* _Task brief_: Your task is to repeat all of the material exactly.

* _Entries_:

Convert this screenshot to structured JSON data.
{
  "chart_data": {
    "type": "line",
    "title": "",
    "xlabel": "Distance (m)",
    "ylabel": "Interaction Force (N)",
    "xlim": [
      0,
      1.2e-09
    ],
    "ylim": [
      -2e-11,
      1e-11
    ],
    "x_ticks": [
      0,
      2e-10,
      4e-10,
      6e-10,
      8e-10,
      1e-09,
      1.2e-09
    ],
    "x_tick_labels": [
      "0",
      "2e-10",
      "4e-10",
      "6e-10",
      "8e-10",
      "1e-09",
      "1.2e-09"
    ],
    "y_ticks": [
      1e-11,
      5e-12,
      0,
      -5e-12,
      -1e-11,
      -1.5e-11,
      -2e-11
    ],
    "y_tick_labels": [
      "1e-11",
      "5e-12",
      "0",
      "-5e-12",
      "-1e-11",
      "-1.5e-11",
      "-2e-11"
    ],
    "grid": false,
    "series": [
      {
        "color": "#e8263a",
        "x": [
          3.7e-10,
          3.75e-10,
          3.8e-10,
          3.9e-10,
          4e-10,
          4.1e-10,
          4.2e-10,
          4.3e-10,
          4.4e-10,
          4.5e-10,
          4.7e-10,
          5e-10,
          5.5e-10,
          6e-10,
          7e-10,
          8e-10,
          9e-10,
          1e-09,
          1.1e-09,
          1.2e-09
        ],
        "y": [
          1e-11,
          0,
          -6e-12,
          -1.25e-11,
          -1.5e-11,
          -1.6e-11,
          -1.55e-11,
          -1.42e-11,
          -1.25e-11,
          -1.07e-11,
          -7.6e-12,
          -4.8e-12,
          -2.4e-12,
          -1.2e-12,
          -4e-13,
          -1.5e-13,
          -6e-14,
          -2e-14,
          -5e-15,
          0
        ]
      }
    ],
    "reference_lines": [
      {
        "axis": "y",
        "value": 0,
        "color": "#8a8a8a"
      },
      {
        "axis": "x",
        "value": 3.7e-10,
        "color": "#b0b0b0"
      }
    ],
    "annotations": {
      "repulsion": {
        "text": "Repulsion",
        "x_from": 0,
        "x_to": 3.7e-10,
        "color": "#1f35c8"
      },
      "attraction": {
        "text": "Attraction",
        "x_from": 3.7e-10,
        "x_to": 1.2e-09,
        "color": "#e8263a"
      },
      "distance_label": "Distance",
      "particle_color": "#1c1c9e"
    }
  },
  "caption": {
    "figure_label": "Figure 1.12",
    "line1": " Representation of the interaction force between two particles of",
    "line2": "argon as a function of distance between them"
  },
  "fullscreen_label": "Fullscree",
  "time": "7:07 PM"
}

* _Answer to the exercise_:
Convert this screenshot to structured JSON data.
{
  "chart_data": {
    "type": "line",
    "title": "",
    "xlabel": "Distance (m)",
    "ylabel": "Interaction Force (N)",
    "xlim": [
      0,
      1.2e-09
    ],
    "ylim": [
      -2e-11,
      1e-11
    ],
    "x_ticks": [
      0,
      2e-10,
      4e-10,
      6e-10,
      8e-10,
      1e-09,
      1.2e-09
    ],
    "x_tick_labels": [
      "0",
      "2e-10",
      "4e-10",
      "6e-10",
      "8e-10",
      "1e-09",
      "1.2e-09"
    ],
    "y_ticks": [
      1e-11,
      5e-12,
      0,
      -5e-12,
      -1e-11,
      -1.5e-11,
      -2e-11
    ],
    "y_tick_labels": [
      "1e-11",
      "5e-12",
      "0",
      "-5e-12",
      "-1e-11",
      "-1.5e-11",
      "-2e-11"
    ],
    "grid": false,
    "series": [
      {
        "color": "#e8263a",
        "x": [
          3.7e-10,
          3.75e-10,
          3.8e-10,
          3.9e-10,
          4e-10,
          4.1e-10,
          4.2e-10,
          4.3e-10,
          4.4e-10,
          4.5e-10,
          4.7e-10,
          5e-10,
          5.5e-10,
          6e-10,
          7e-10,
          8e-10,
          9e-10,
          1e-09,
          1.1e-09,
          1.2e-09
        ],
        "y": [
          1e-11,
          0,
          -6e-12,
          -1.25e-11,
          -1.5e-11,
          -1.6e-11,
          -1.55e-11,
          -1.42e-11,
          -1.25e-11,
          -1.07e-11,
          -7.6e-12,
          -4.8e-12,
          -2.4e-12,
          -1.2e-12,
          -4e-13,
          -1.5e-13,
          -6e-14,
          -2e-14,
          -5e-15,
          0
        ]
      }
    ],
    "reference_lines": [
      {
        "axis": "y",
        "value": 0,
        "color": "#8a8a8a"
      },
      {
        "axis": "x",
        "value": 3.7e-10,
        "color": "#b0b0b0"
      }
    ],
    "annotations": {
      "repulsion": {
        "text": "Repulsion",
        "x_from": 0,
        "x_to": 3.7e-10,
        "color": "#1f35c8"
      },
      "attraction": {
        "text": "Attraction",
        "x_from": 3.7e-10,
        "x_to": 1.2e-09,
        "color": "#e8263a"
      },
      "distance_label": "Distance",
      "particle_color": "#1c1c9e"
    }
  },
  "caption": {
    "figure_label": "Figure 1.12",
    "line1": " Representation of the interaction force between two particles of",
    "line2": "argon as a function of distance between them"
  },
  "fullscreen_label": "Fullscree",
  "time": "7:07 PM"
}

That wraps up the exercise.